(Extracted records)
%%
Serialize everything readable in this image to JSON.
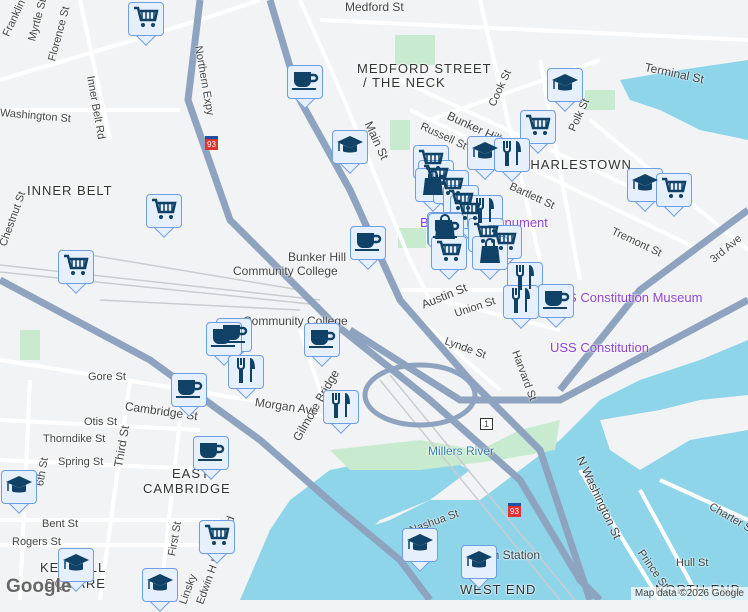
{
  "map": {
    "area_labels": [
      "MEDFORD STREET",
      "/ THE NECK",
      "INNER BELT",
      "CHARLESTOWN",
      "EAST",
      "CAMBRIDGE",
      "KENDALL",
      "SQUARE",
      "WEST END",
      "NORTH END"
    ],
    "street_labels": [
      "Medford St",
      "Terminal St",
      "Main St",
      "Bunker Hill St",
      "Russell St",
      "Cook St",
      "Polk St",
      "Bartlett St",
      "Tremont St",
      "3rd Ave",
      "Austin St",
      "Union St",
      "Lynde St",
      "Harvard St",
      "Gore St",
      "Cambridge St",
      "Otis St",
      "Thorndike St",
      "Spring St",
      "Third St",
      "Gilmore Bridge",
      "Morgan Ave",
      "Bent St",
      "Rogers St",
      "First St",
      "Edwin H Land Blvd",
      "Nashua St",
      "N Washington St",
      "Charter St",
      "Prince St",
      "Hull St",
      "Washington St",
      "Inner Belt Rd",
      "Northern Expy",
      "Florence St",
      "Myrtle St",
      "Franklin",
      "Linsky",
      "6th St",
      "Chestnut St"
    ],
    "poi_labels": [
      "Bunker Hill",
      "Community College",
      "Community College",
      "Bunker Hill Monument",
      "USS Constitution Museum",
      "USS Constitution",
      "Millers River",
      "North Station"
    ],
    "route_shields": [
      "93",
      "1"
    ],
    "attribution": "Map data ©2026 Google",
    "logo": "Google",
    "colors": {
      "water": "#8fd5ea",
      "park": "#c8ebcf",
      "highway": "#8ea3bf",
      "marker_bg": "#e6effc",
      "marker_border": "#6d9de2",
      "marker_icon": "#0f4266",
      "poi": "#8e44d9"
    }
  }
}
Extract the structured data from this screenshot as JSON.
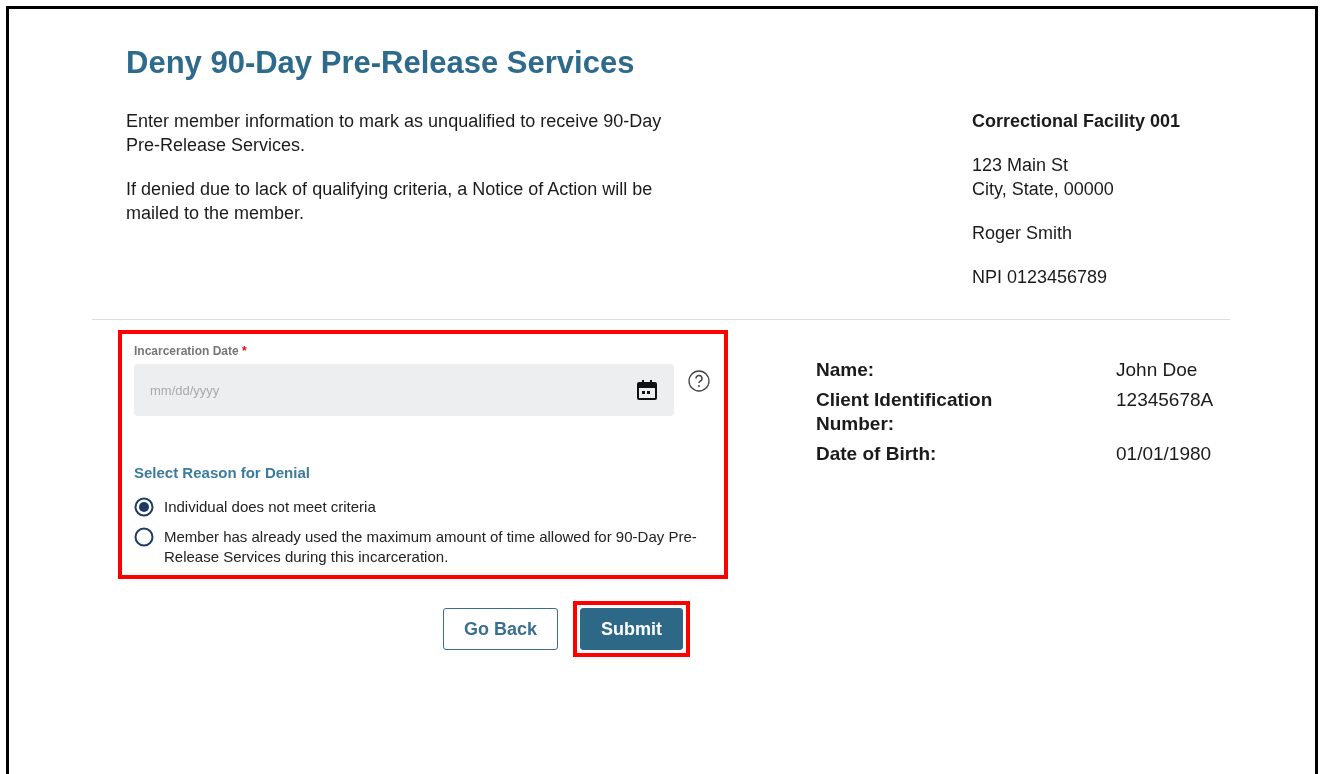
{
  "title": "Deny 90-Day Pre-Release Services",
  "intro": [
    "Enter member information to mark as unqualified to receive 90-Day Pre-Release Services.",
    "If denied due to lack of qualifying criteria, a Notice of Action will be mailed to the member."
  ],
  "facility": {
    "name": "Correctional Facility 001",
    "address": [
      "123 Main St",
      "City, State, 00000"
    ],
    "contact": "Roger Smith",
    "npi": "NPI 0123456789"
  },
  "form": {
    "highlighted": true,
    "date_label": "Incarceration Date",
    "required_mark": "*",
    "date_placeholder": "mm/dd/yyyy",
    "reason_heading": "Select Reason for Denial",
    "reasons": [
      {
        "label": "Individual does not meet criteria",
        "selected": true
      },
      {
        "label": "Member has already used the maximum amount of time allowed for 90-Day Pre-Release Services during this incarceration.",
        "selected": false
      }
    ]
  },
  "member": [
    {
      "label": "Name:",
      "value": "John Doe"
    },
    {
      "label": "Client Identification Number:",
      "value": "12345678A"
    },
    {
      "label": "Date of Birth:",
      "value": "01/01/1980"
    }
  ],
  "buttons": [
    {
      "label": "Go Back",
      "kind": "secondary",
      "highlighted": false
    },
    {
      "label": "Submit",
      "kind": "primary",
      "highlighted": true
    }
  ]
}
%%
▶ Task prompt
Using the entries above, state how many lines include the word "Release", with no other words.

▶ Response to the task
3